◆ **Records supplied**
##############################

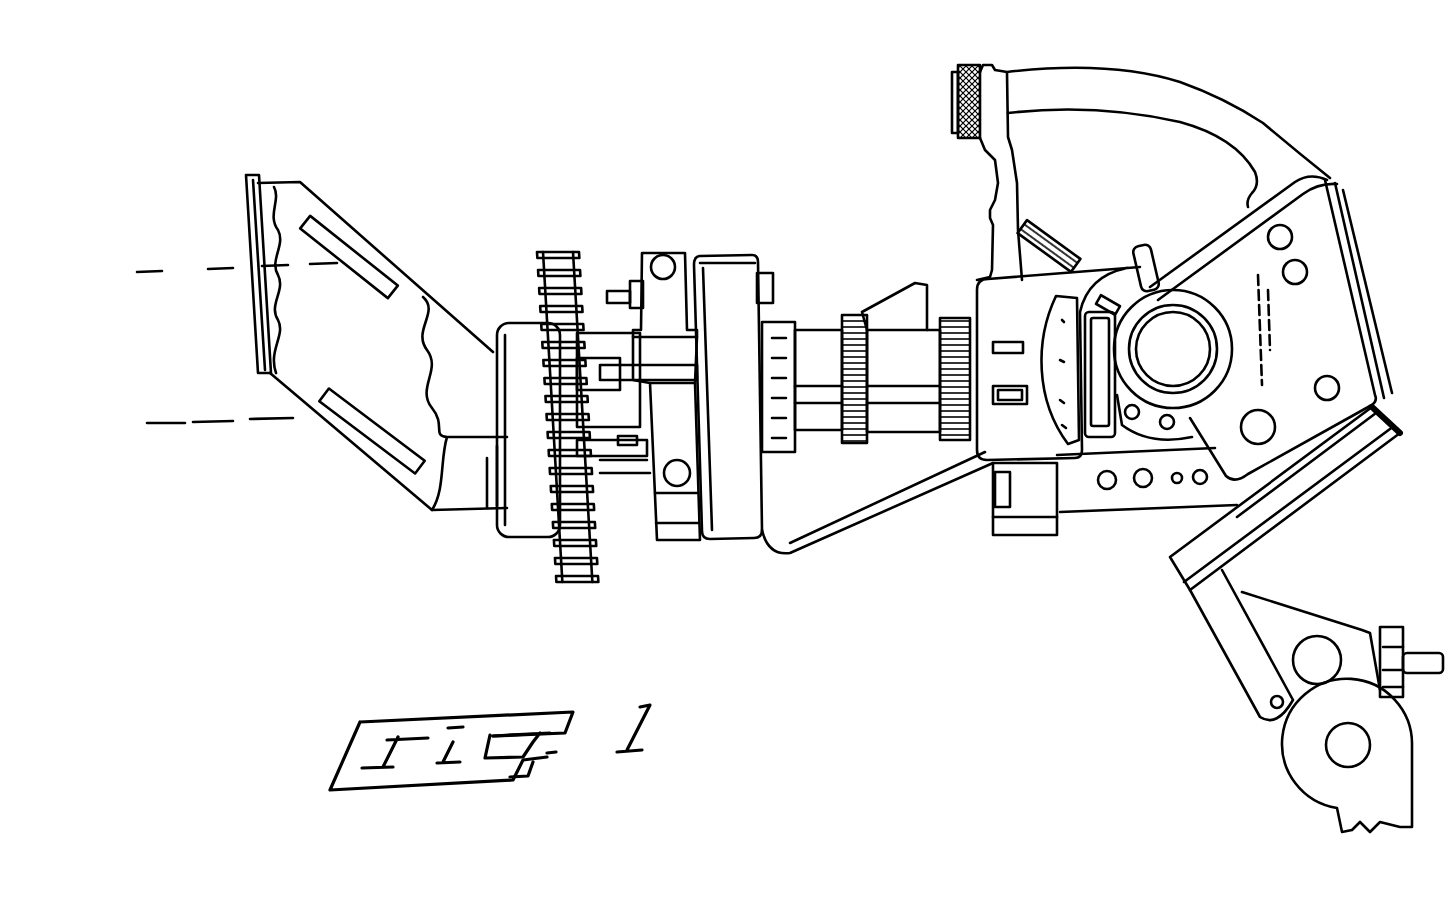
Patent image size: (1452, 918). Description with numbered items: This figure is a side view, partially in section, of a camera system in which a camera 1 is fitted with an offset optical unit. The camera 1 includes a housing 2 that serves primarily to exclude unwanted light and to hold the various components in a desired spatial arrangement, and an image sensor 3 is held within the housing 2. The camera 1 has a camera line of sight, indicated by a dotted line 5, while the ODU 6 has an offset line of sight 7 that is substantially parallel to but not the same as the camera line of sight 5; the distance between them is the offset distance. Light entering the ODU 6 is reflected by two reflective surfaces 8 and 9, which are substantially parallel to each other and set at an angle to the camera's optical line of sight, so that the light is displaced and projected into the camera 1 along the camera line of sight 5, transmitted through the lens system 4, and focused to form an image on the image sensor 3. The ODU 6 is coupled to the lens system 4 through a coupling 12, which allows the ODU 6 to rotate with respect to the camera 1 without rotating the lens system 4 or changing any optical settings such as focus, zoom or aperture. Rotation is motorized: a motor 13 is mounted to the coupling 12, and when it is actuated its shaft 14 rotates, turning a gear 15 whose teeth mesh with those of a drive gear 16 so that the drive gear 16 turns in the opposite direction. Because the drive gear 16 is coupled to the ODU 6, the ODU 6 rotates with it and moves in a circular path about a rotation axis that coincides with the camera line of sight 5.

The camera 1 is at (1298, 207).
The housing 2 is at (1183, 493).
The image sensor 3 is at (1062, 425).
The lens system 4 is at (893, 352).
The camera line of sight 5 is at (210, 423).
The ODU 6 is at (258, 330).
The offset line of sight 7 is at (185, 270).
The reflective surface 8 is at (343, 238).
The reflective surface 9 is at (388, 453).
The coupling 12 is at (640, 268).
The motor 13 is at (743, 510).
The shaft 14 is at (678, 350).
The gear 15 is at (620, 473).
The drive gear 16 is at (552, 252).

##############################

Rewrite the whole listing with every "side view" changed to "lateral view" and everything else left as it is. Leave the pictures out.

◆ **Response to this exercise**
Patent image size: (1452, 918). Description with numbered items: This figure is a lateral view, partially in section, of a camera system in which a camera 1 is fitted with an offset optical unit. The camera 1 includes a housing 2 that serves primarily to exclude unwanted light and to hold the various components in a desired spatial arrangement, and an image sensor 3 is held within the housing 2. The camera 1 has a camera line of sight, indicated by a dotted line 5, while the ODU 6 has an offset line of sight 7 that is substantially parallel to but not the same as the camera line of sight 5; the distance between them is the offset distance. Light entering the ODU 6 is reflected by two reflective surfaces 8 and 9, which are substantially parallel to each other and set at an angle to the camera's optical line of sight, so that the light is displaced and projected into the camera 1 along the camera line of sight 5, transmitted through the lens system 4, and focused to form an image on the image sensor 3. The ODU 6 is coupled to the lens system 4 through a coupling 12, which allows the ODU 6 to rotate with respect to the camera 1 without rotating the lens system 4 or changing any optical settings such as focus, zoom or aperture. Rotation is motorized: a motor 13 is mounted to the coupling 12, and when it is actuated its shaft 14 rotates, turning a gear 15 whose teeth mesh with those of a drive gear 16 so that the drive gear 16 turns in the opposite direction. Because the drive gear 16 is coupled to the ODU 6, the ODU 6 rotates with it and moves in a circular path about a rotation axis that coincides with the camera line of sight 5.

The camera 1 is at (1298, 207).
The housing 2 is at (1183, 493).
The image sensor 3 is at (1062, 425).
The lens system 4 is at (893, 352).
The camera line of sight 5 is at (210, 423).
The ODU 6 is at (258, 330).
The offset line of sight 7 is at (185, 270).
The reflective surface 8 is at (343, 238).
The reflective surface 9 is at (388, 453).
The coupling 12 is at (640, 268).
The motor 13 is at (743, 510).
The shaft 14 is at (678, 350).
The gear 15 is at (620, 473).
The drive gear 16 is at (552, 252).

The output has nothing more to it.